**页面摘录**.
"""

0. 前言

截至博客发布,Mask2Former rank 7 在 COCO test-dev 实例分割排名中。

Github链接:https://github.com/facebookresearch/Mask2Former

在这里插入图片描述

1. 环境配置

conda create -n mask2former python=3.8
conda activate mask2former
pip install torch==1.9.0+cu102 torchvision==0.10.0+cu102 -f https://download.pytorch.org/whl/torch_stable.html
conda install --channel https://conda.anaconda.org/Zimmf cudatoolkit=10.2
pip install opencv-python

# under your working directory
git clone git@github.com:facebookresearch/detectron2.git
cd detectron2
pip install -e .
pip install git+https://github.com/cocodataset/panopticapi.git
pip install git+https://github.com/mcordts/cityscapesScripts.git

cd ..
git clone git@github.com:facebookresearch/Mask2Former.git
cd Mask2Former
pip install -r requirements.txt
cd mask2former/modeling/pixel_decoder/ops
sh make.sh

# 数据集预处理需要的库
pip install opencv-python labelme

2. 数据集

2.1 数据集制作

参考上一篇博客:【实例分割(一)】Detectron2 数据集制作并注册数据集训练

2.2 注册数据集

主要是修改 train_net.py 文件,这里的使用方法与 Dectectron2 是相同的。

主要是编写了 Register 类(在其中指定了数据集所在路径,可直接从 Dectectron2 那边做过的复制),同时引入了 Dectectron2 的一些注册数据集用的 module 。

代码见附录[1]。

3. 训练

3.1 配置文件

configs 文件夹下新建 my_config.yaml 文件,我这里基于实例分割的配置文件 coco/instance-segmentation/maskformer2_R50_bs16_50ep.yaml ,也可以选用其他的。

不同配置文件对应于不同的数据集格式,即使同样是 coco 数据集,实例分割和全景分割时,实例分割的配置文件会利用 xxx_mapper.py 来生成额外的字典参数,如 instances 参数。

my_config.json 文件的内容如下:

_BASE_: "coco/instance-segmentation/maskformer2_R50_bs16_50ep.yaml"
DATASETS:
  TRAIN: ("coco_my_train",)
  TEST: ("coco_my_val",)
MODEL:
  RETINANET:
    NUM_CLASSES: 1
  # WEIGHTS: "../tools/output/model_final.pth"
  ROI_HEADS:
    NUM_CLASSES: 1
    NMS_THRESH_TEST: 0.5
  # DEVICE: "cuda:3"
SOLVER:
  # IMS_PER_BATCH: 2
  # 初始学习率
  BASE_LR: 0.0025
  # 迭代到指定次数,学习率进行衰减
  # STEPS: (210000, 250000)
  # MAX_ITER: 270000
  # CHECKPOINT_PERIOD: 5000
# TEST:
#   EVAL_PERIOD: 3000
OUTPUT_DIR: "./output1"

"""

来自数据集的记录
"""

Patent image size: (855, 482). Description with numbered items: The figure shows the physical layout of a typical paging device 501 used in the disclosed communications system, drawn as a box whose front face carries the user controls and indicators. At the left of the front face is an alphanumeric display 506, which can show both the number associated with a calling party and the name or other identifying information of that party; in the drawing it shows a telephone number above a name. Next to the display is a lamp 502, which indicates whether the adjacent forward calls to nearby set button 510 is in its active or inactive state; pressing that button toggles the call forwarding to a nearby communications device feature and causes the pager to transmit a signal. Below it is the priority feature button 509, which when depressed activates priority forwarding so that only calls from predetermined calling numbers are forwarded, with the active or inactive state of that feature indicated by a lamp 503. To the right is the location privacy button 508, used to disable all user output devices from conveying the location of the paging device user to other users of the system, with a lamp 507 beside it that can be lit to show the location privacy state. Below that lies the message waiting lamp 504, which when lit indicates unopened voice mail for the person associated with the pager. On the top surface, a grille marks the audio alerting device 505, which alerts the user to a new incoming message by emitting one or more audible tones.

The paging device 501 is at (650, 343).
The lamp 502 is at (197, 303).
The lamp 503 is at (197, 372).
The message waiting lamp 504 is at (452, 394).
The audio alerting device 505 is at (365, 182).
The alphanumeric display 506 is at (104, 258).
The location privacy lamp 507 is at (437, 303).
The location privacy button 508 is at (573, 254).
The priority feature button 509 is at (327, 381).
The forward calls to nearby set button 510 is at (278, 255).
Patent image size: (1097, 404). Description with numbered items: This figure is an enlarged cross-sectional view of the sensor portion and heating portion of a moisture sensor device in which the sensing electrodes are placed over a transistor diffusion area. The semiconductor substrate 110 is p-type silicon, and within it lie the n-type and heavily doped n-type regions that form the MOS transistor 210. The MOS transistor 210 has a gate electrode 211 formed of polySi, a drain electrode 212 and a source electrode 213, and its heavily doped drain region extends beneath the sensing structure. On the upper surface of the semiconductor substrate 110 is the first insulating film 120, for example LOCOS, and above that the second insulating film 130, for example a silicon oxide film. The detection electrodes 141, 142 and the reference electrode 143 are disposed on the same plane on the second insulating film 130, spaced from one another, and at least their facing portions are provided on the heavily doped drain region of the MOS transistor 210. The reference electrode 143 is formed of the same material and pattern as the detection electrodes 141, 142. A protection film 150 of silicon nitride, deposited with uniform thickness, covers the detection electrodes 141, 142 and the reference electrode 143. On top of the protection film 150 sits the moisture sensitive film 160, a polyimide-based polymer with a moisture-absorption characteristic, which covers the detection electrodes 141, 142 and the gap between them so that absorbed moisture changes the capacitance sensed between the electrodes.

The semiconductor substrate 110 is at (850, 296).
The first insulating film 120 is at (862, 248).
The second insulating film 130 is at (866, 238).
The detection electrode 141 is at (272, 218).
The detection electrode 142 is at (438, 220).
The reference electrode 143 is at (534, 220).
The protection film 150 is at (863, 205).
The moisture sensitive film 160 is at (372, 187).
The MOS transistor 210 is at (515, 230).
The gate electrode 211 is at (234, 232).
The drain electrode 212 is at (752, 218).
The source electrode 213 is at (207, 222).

"""

**设定任务 A**. 把页面摘录中的句子"主要是修改 train_net.py 文件,这里的使用方法与 Dectectron2 是相同的。"译成英文。
**设定任务 B**. 用两句话概括页面摘录。
**设定任务 C**. 根据页面摘录,判断下列说法是否成立,每条回答"是"或"否",并引用页面摘录中起决定作用的原文:(i) 环境是用 Python 3.8 创建的;(ii) 配置文件中的初始学习率设为 0.025;(iii) 注册数据集的使用方法与 Dectectron2 不同。

**预期答案 A**. The main change is to the train_net.py file; the usage here is the same as in Dectectron2.

**预期答案 B**. 页面摘录先给出用 conda 和 pip 搭建 Mask2Former 环境的命令,其中包括安装 detectron2、Mask2Former 的依赖,并在 mask2former/modeling/pixel_decoder/ops 下运行 make.sh。随后说明注册数据集主要是修改 train_net.py 文件,训练时则在 configs 文件夹下新建以 coco/instance-segmentation/maskformer2_R50_bs16_50ep.yaml 为基础的 my_config.yaml 配置文件。

**预期答案 C**.
(i) 是:"conda create -n mask2former python=3.8"
(ii) 否:"BASE_LR: 0.0025"
(iii) 否:"这里的使用方法与 Dectectron2 是相同的"